• Task objective: Once the pictures are set aside, transcribe the remaining data exactly.

Collected data entries

/---

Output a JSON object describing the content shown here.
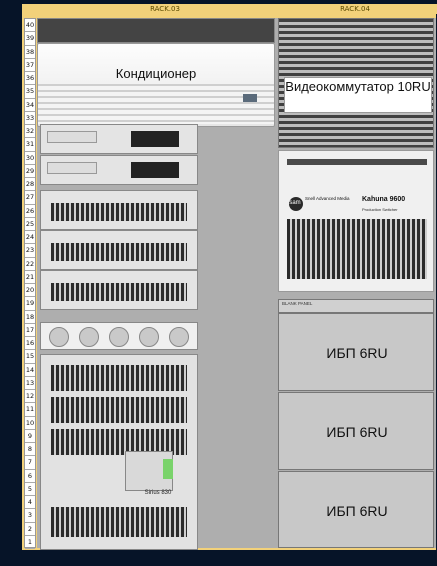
{
  "racks": {
    "left": {
      "label": "RACK.03",
      "devices": {
        "ac": "Кондиционер",
        "chassis_model": "Sirius 830"
      }
    },
    "right": {
      "label": "RACK.04",
      "devices": {
        "video_switch": "Видеокоммутатор 10RU",
        "switcher_brand": "Kahuna 9600",
        "switcher_sub": "Production Switcher",
        "sam_logo": "sam",
        "sam_text": "Snell Advanced Media",
        "blank_panel": "BLANK PANEL",
        "ups": [
          "ИБП 6RU",
          "ИБП 6RU",
          "ИБП 6RU"
        ]
      }
    }
  },
  "unit_numbers": [
    40,
    39,
    38,
    37,
    36,
    35,
    34,
    33,
    32,
    31,
    30,
    29,
    28,
    27,
    26,
    25,
    24,
    23,
    22,
    21,
    20,
    19,
    18,
    17,
    16,
    15,
    14,
    13,
    12,
    11,
    10,
    9,
    8,
    7,
    6,
    5,
    4,
    3,
    2,
    1
  ],
  "colors": {
    "background": "#061428",
    "header": "#f2d17a",
    "rack_bg": "#aeaeae",
    "unit_strip": "#ffffff",
    "ups_bg": "#c8c8c8",
    "led": "#7ad36b"
  }
}
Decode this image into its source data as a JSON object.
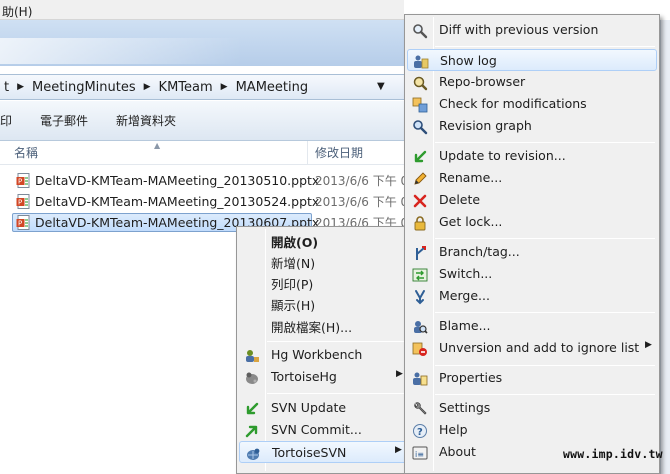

\---

• The output:
Output a JSON object describing the content shown here.
{
  "racks": {
    "left": {
      "label": "RACK.03",
      "devices": {
        "ac": "Кондиционер",
        "chassis_model": "Sirius 830"
      }
    },
    "right": {
      "label": "RACK.04",
      "devices": {
        "video_switch": "Видеокоммутатор 10RU",
        "switcher_brand": "Kahuna 9600",
        "switcher_sub": "Production Switcher",
        "sam_logo": "sam",
        "sam_text": "Snell Advanced Media",
        "blank_panel": "BLANK PANEL",
        "ups": [
          "ИБП 6RU",
          "ИБП 6RU",
          "ИБП 6RU"
        ]
      }
    }
  },
  "unit_numbers": [
    40,
    39,
    38,
    37,
    36,
    35,
    34,
    33,
    32,
    31,
    30,
    29,
    28,
    27,
    26,
    25,
    24,
    23,
    22,
    21,
    20,
    19,
    18,
    17,
    16,
    15,
    14,
    13,
    12,
    11,
    10,
    9,
    8,
    7,
    6,
    5,
    4,
    3,
    2,
    1
  ],
  "colors": {
    "background": "#061428",
    "header": "#f2d17a",
    "rack_bg": "#aeaeae",
    "unit_strip": "#ffffff",
    "ups_bg": "#c8c8c8",
    "led": "#7ad36b"
  }
}
Decode this image into its source data as a JSON object.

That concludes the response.